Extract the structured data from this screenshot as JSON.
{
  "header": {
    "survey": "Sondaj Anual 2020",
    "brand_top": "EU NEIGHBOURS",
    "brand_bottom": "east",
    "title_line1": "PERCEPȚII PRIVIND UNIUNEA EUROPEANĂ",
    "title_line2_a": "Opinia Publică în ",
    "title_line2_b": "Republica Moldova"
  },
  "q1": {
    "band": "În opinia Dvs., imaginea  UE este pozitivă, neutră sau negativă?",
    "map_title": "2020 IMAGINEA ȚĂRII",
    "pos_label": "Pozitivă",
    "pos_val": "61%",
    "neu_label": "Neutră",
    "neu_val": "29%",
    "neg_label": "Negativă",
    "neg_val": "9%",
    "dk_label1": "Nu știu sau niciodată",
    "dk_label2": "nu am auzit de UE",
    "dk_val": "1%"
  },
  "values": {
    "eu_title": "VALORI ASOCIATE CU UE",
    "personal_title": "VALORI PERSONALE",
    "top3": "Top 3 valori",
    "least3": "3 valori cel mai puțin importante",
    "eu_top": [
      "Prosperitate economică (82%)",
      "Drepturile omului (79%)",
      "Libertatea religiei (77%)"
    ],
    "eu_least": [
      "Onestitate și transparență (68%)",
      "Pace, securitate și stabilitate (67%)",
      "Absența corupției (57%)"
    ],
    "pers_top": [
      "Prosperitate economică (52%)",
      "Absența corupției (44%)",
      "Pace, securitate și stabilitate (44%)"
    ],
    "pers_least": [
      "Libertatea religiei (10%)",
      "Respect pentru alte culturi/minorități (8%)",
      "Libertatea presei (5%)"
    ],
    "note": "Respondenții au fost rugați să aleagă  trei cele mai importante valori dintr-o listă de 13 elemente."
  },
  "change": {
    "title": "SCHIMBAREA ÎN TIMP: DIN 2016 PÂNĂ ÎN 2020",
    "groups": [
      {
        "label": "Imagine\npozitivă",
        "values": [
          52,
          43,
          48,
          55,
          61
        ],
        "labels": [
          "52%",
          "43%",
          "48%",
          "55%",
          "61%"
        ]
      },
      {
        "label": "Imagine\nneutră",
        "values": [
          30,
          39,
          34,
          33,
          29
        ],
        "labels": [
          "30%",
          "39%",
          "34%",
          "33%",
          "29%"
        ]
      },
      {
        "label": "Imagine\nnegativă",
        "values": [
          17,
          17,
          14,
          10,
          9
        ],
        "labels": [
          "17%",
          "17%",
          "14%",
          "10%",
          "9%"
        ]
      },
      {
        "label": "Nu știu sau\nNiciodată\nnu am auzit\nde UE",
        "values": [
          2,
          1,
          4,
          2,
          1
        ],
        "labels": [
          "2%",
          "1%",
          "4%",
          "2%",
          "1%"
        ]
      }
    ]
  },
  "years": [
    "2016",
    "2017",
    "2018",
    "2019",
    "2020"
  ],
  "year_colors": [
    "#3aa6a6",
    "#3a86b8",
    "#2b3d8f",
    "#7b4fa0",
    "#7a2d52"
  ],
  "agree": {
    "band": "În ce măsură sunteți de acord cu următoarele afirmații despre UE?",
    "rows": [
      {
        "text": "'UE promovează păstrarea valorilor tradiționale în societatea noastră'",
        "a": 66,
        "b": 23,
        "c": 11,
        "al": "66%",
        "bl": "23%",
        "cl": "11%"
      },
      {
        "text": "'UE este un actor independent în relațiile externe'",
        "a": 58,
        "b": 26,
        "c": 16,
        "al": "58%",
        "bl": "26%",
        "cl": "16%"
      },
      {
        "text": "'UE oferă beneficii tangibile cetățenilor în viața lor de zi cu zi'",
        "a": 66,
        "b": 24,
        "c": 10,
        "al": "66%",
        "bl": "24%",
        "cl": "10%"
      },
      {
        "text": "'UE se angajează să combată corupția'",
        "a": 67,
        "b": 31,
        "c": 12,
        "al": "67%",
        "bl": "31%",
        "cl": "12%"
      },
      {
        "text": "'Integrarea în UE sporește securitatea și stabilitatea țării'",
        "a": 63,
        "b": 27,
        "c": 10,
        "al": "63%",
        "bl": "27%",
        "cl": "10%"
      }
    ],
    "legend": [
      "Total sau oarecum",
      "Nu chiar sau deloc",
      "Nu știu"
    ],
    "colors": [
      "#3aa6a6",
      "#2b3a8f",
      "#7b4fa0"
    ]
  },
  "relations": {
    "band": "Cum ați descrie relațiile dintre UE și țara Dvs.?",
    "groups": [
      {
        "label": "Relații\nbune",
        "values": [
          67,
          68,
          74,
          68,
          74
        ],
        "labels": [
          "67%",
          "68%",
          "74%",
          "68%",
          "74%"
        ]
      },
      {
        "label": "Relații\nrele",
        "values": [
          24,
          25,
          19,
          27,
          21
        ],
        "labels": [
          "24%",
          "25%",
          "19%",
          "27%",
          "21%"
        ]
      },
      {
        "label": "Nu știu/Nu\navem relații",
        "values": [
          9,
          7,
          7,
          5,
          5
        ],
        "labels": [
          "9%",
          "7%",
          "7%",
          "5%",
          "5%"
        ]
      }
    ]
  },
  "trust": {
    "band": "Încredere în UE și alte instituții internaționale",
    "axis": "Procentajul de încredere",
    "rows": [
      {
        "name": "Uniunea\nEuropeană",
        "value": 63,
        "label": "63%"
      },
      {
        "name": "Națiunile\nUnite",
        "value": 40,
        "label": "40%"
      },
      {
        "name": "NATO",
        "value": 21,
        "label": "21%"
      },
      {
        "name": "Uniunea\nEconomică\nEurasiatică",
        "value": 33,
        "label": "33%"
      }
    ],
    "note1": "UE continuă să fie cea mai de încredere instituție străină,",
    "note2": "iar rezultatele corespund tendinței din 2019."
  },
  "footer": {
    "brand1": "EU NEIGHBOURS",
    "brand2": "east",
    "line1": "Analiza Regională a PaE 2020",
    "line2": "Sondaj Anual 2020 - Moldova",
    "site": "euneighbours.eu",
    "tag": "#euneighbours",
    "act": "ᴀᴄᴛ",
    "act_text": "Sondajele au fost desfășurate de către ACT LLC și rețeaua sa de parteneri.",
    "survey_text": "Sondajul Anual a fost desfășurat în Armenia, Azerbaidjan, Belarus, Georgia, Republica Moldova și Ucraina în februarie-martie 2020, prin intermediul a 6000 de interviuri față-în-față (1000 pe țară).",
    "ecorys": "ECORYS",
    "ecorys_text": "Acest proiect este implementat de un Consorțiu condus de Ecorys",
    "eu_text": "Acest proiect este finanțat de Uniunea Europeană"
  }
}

-*-*-

Task prompt :: Copy every line verbatim.

Exercise solution ::
Extract the structured data from this screenshot as JSON.
{
  "header": {
    "survey": "Sondaj Anual 2020",
    "brand_top": "EU NEIGHBOURS",
    "brand_bottom": "east",
    "title_line1": "PERCEPȚII PRIVIND UNIUNEA EUROPEANĂ",
    "title_line2_a": "Opinia Publică în ",
    "title_line2_b": "Republica Moldova"
  },
  "q1": {
    "band": "În opinia Dvs., imaginea  UE este pozitivă, neutră sau negativă?",
    "map_title": "2020 IMAGINEA ȚĂRII",
    "pos_label": "Pozitivă",
    "pos_val": "61%",
    "neu_label": "Neutră",
    "neu_val": "29%",
    "neg_label": "Negativă",
    "neg_val": "9%",
    "dk_label1": "Nu știu sau niciodată",
    "dk_label2": "nu am auzit de UE",
    "dk_val": "1%"
  },
  "values": {
    "eu_title": "VALORI ASOCIATE CU UE",
    "personal_title": "VALORI PERSONALE",
    "top3": "Top 3 valori",
    "least3": "3 valori cel mai puțin importante",
    "eu_top": [
      "Prosperitate economică (82%)",
      "Drepturile omului (79%)",
      "Libertatea religiei (77%)"
    ],
    "eu_least": [
      "Onestitate și transparență (68%)",
      "Pace, securitate și stabilitate (67%)",
      "Absența corupției (57%)"
    ],
    "pers_top": [
      "Prosperitate economică (52%)",
      "Absența corupției (44%)",
      "Pace, securitate și stabilitate (44%)"
    ],
    "pers_least": [
      "Libertatea religiei (10%)",
      "Respect pentru alte culturi/minorități (8%)",
      "Libertatea presei (5%)"
    ],
    "note": "Respondenții au fost rugați să aleagă  trei cele mai importante valori dintr-o listă de 13 elemente."
  },
  "change": {
    "title": "SCHIMBAREA ÎN TIMP: DIN 2016 PÂNĂ ÎN 2020",
    "groups": [
      {
        "label": "Imagine\npozitivă",
        "values": [
          52,
          43,
          48,
          55,
          61
        ],
        "labels": [
          "52%",
          "43%",
          "48%",
          "55%",
          "61%"
        ]
      },
      {
        "label": "Imagine\nneutră",
        "values": [
          30,
          39,
          34,
          33,
          29
        ],
        "labels": [
          "30%",
          "39%",
          "34%",
          "33%",
          "29%"
        ]
      },
      {
        "label": "Imagine\nnegativă",
        "values": [
          17,
          17,
          14,
          10,
          9
        ],
        "labels": [
          "17%",
          "17%",
          "14%",
          "10%",
          "9%"
        ]
      },
      {
        "label": "Nu știu sau\nNiciodată\nnu am auzit\nde UE",
        "values": [
          2,
          1,
          4,
          2,
          1
        ],
        "labels": [
          "2%",
          "1%",
          "4%",
          "2%",
          "1%"
        ]
      }
    ]
  },
  "years": [
    "2016",
    "2017",
    "2018",
    "2019",
    "2020"
  ],
  "year_colors": [
    "#3aa6a6",
    "#3a86b8",
    "#2b3d8f",
    "#7b4fa0",
    "#7a2d52"
  ],
  "agree": {
    "band": "În ce măsură sunteți de acord cu următoarele afirmații despre UE?",
    "rows": [
      {
        "text": "'UE promovează păstrarea valorilor tradiționale în societatea noastră'",
        "a": 66,
        "b": 23,
        "c": 11,
        "al": "66%",
        "bl": "23%",
        "cl": "11%"
      },
      {
        "text": "'UE este un actor independent în relațiile externe'",
        "a": 58,
        "b": 26,
        "c": 16,
        "al": "58%",
        "bl": "26%",
        "cl": "16%"
      },
      {
        "text": "'UE oferă beneficii tangibile cetățenilor în viața lor de zi cu zi'",
        "a": 66,
        "b": 24,
        "c": 10,
        "al": "66%",
        "bl": "24%",
        "cl": "10%"
      },
      {
        "text": "'UE se angajează să combată corupția'",
        "a": 67,
        "b": 31,
        "c": 12,
        "al": "67%",
        "bl": "31%",
        "cl": "12%"
      },
      {
        "text": "'Integrarea în UE sporește securitatea și stabilitatea țării'",
        "a": 63,
        "b": 27,
        "c": 10,
        "al": "63%",
        "bl": "27%",
        "cl": "10%"
      }
    ],
    "legend": [
      "Total sau oarecum",
      "Nu chiar sau deloc",
      "Nu știu"
    ],
    "colors": [
      "#3aa6a6",
      "#2b3a8f",
      "#7b4fa0"
    ]
  },
  "relations": {
    "band": "Cum ați descrie relațiile dintre UE și țara Dvs.?",
    "groups": [
      {
        "label": "Relații\nbune",
        "values": [
          67,
          68,
          74,
          68,
          74
        ],
        "labels": [
          "67%",
          "68%",
          "74%",
          "68%",
          "74%"
        ]
      },
      {
        "label": "Relații\nrele",
        "values": [
          24,
          25,
          19,
          27,
          21
        ],
        "labels": [
          "24%",
          "25%",
          "19%",
          "27%",
          "21%"
        ]
      },
      {
        "label": "Nu știu/Nu\navem relații",
        "values": [
          9,
          7,
          7,
          5,
          5
        ],
        "labels": [
          "9%",
          "7%",
          "7%",
          "5%",
          "5%"
        ]
      }
    ]
  },
  "trust": {
    "band": "Încredere în UE și alte instituții internaționale",
    "axis": "Procentajul de încredere",
    "rows": [
      {
        "name": "Uniunea\nEuropeană",
        "value": 63,
        "label": "63%"
      },
      {
        "name": "Națiunile\nUnite",
        "value": 40,
        "label": "40%"
      },
      {
        "name": "NATO",
        "value": 21,
        "label": "21%"
      },
      {
        "name": "Uniunea\nEconomică\nEurasiatică",
        "value": 33,
        "label": "33%"
      }
    ],
    "note1": "UE continuă să fie cea mai de încredere instituție străină,",
    "note2": "iar rezultatele corespund tendinței din 2019."
  },
  "footer": {
    "brand1": "EU NEIGHBOURS",
    "brand2": "east",
    "line1": "Analiza Regională a PaE 2020",
    "line2": "Sondaj Anual 2020 - Moldova",
    "site": "euneighbours.eu",
    "tag": "#euneighbours",
    "act": "ᴀᴄᴛ",
    "act_text": "Sondajele au fost desfășurate de către ACT LLC și rețeaua sa de parteneri.",
    "survey_text": "Sondajul Anual a fost desfășurat în Armenia, Azerbaidjan, Belarus, Georgia, Republica Moldova și Ucraina în februarie-martie 2020, prin intermediul a 6000 de interviuri față-în-față (1000 pe țară).",
    "ecorys": "ECORYS",
    "ecorys_text": "Acest proiect este implementat de un Consorțiu condus de Ecorys",
    "eu_text": "Acest proiect este finanțat de Uniunea Europeană"
  }
}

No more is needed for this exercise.